- [Work to complete]
Reproduce the listing that follows with no differences at all.

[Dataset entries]
********************

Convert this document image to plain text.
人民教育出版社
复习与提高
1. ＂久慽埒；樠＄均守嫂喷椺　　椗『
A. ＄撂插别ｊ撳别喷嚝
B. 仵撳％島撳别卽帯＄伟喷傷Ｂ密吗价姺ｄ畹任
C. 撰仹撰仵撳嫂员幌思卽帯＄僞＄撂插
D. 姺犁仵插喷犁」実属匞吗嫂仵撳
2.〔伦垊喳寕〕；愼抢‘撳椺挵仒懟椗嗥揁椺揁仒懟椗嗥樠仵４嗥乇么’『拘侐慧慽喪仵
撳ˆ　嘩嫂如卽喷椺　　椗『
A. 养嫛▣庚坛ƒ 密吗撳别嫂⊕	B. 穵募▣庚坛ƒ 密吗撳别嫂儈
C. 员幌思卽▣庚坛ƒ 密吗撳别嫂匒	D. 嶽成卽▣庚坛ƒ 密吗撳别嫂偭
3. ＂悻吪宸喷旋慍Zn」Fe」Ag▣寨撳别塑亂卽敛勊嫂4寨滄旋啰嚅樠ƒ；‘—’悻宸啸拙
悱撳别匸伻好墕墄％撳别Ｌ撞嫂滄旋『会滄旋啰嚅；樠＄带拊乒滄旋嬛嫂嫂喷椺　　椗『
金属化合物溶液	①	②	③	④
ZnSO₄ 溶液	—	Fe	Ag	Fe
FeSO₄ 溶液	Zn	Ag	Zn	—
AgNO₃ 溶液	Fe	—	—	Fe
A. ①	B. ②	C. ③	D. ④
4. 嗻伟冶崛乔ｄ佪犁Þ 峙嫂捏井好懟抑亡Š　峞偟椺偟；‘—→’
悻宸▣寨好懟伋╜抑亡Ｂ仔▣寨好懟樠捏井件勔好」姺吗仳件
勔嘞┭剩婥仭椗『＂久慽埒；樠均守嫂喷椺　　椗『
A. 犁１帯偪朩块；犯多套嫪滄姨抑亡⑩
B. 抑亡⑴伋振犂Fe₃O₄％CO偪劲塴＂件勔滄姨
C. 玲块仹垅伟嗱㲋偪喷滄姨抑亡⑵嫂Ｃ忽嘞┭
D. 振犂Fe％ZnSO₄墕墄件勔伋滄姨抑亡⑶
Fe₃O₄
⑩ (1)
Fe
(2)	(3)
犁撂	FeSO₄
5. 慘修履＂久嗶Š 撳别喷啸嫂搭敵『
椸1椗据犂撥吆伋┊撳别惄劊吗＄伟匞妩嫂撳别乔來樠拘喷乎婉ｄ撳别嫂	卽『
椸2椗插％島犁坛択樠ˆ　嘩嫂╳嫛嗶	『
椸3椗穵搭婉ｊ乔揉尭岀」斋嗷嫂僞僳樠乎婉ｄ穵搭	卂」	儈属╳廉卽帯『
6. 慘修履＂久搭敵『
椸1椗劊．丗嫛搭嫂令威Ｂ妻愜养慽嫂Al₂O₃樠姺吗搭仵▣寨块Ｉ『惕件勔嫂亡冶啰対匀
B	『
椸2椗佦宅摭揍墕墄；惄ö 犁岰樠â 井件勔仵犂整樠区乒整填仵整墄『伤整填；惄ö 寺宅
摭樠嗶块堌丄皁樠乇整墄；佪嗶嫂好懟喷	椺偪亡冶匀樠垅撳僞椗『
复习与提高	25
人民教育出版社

********************

- [Response for this exercise]
Convert this document image to plain text.
人民教育出版社
复习与提高
1. ＂久慽埒；樠＄均守嫂喷椺　　椗『
A. ＄撂插别ｊ撳别喷嚝
B. 仵撳％島撳别卽帯＄伟喷傷Ｂ密吗价姺ｄ畹任
C. 撰仹撰仵撳嫂员幌思卽帯＄僞＄撂插
D. 姺犁仵插喷犁」実属匞吗嫂仵撳
2.〔伦垊喳寕〕；愼抢‘撳椺挵仒懟椗嗥揁椺揁仒懟椗嗥樠仵４嗥乇么’『拘侐慧慽喪仵
撳ˆ　嘩嫂如卽喷椺　　椗『
A. 养嫛▣庚坛ƒ 密吗撳别嫂⊕	B. 穵募▣庚坛ƒ 密吗撳别嫂儈
C. 员幌思卽▣庚坛ƒ 密吗撳别嫂匒	D. 嶽成卽▣庚坛ƒ 密吗撳别嫂偭
3. ＂悻吪宸喷旋慍Zn」Fe」Ag▣寨撳别塑亂卽敛勊嫂4寨滄旋啰嚅樠ƒ；‘—’悻宸啸拙
悱撳别匸伻好墕墄％撳别Ｌ撞嫂滄旋『会滄旋啰嚅；樠＄带拊乒滄旋嬛嫂嫂喷椺　　椗『
金属化合物溶液	①	②	③	④
ZnSO₄ 溶液	—	Fe	Ag	Fe
FeSO₄ 溶液	Zn	Ag	Zn	—
AgNO₃ 溶液	Fe	—	—	Fe
A. ①	B. ②	C. ③	D. ④
4. 嗻伟冶崛乔ｄ佪犁Þ 峙嫂捏井好懟抑亡Š　峞偟椺偟；‘—→’
悻宸▣寨好懟伋╜抑亡Ｂ仔▣寨好懟樠捏井件勔好」姺吗仳件
勔嘞┭剩婥仭椗『＂久慽埒；樠均守嫂喷椺　　椗『
A. 犁１帯偪朩块；犯多套嫪滄姨抑亡⑩
B. 抑亡⑴伋振犂Fe₃O₄％CO偪劲塴＂件勔滄姨
C. 玲块仹垅伟嗱㲋偪喷滄姨抑亡⑵嫂Ｃ忽嘞┭
D. 振犂Fe％ZnSO₄墕墄件勔伋滄姨抑亡⑶
Fe₃O₄
⑩ (1)
Fe
(2)	(3)
犁撂	FeSO₄
5. 慘修履＂久嗶Š 撳别喷啸嫂搭敵『
椸1椗据犂撥吆伋┊撳别惄劊吗＄伟匞妩嫂撳别乔來樠拘喷乎婉ｄ撳别嫂	卽『
椸2椗插％島犁坛択樠ˆ　嘩嫂╳嫛嗶	『
椸3椗穵搭婉ｊ乔揉尭岀」斋嗷嫂僞僳樠乎婉ｄ穵搭	卂」	儈属╳廉卽帯『
6. 慘修履＂久搭敵『
椸1椗劊．丗嫛搭嫂令威Ｂ妻愜养慽嫂Al₂O₃樠姺吗搭仵▣寨块Ｉ『惕件勔嫂亡冶啰対匀
B	『
椸2椗佦宅摭揍墕墄；惄ö 犁岰樠â 井件勔仵犂整樠区乒整填仵整墄『伤整填；惄ö 寺宅
摭樠嗶块堌丄皁樠乇整墄；佪嗶嫂好懟喷	椺偪亡冶匀樠垅撳僞椗『
复习与提高	25
人民教育出版社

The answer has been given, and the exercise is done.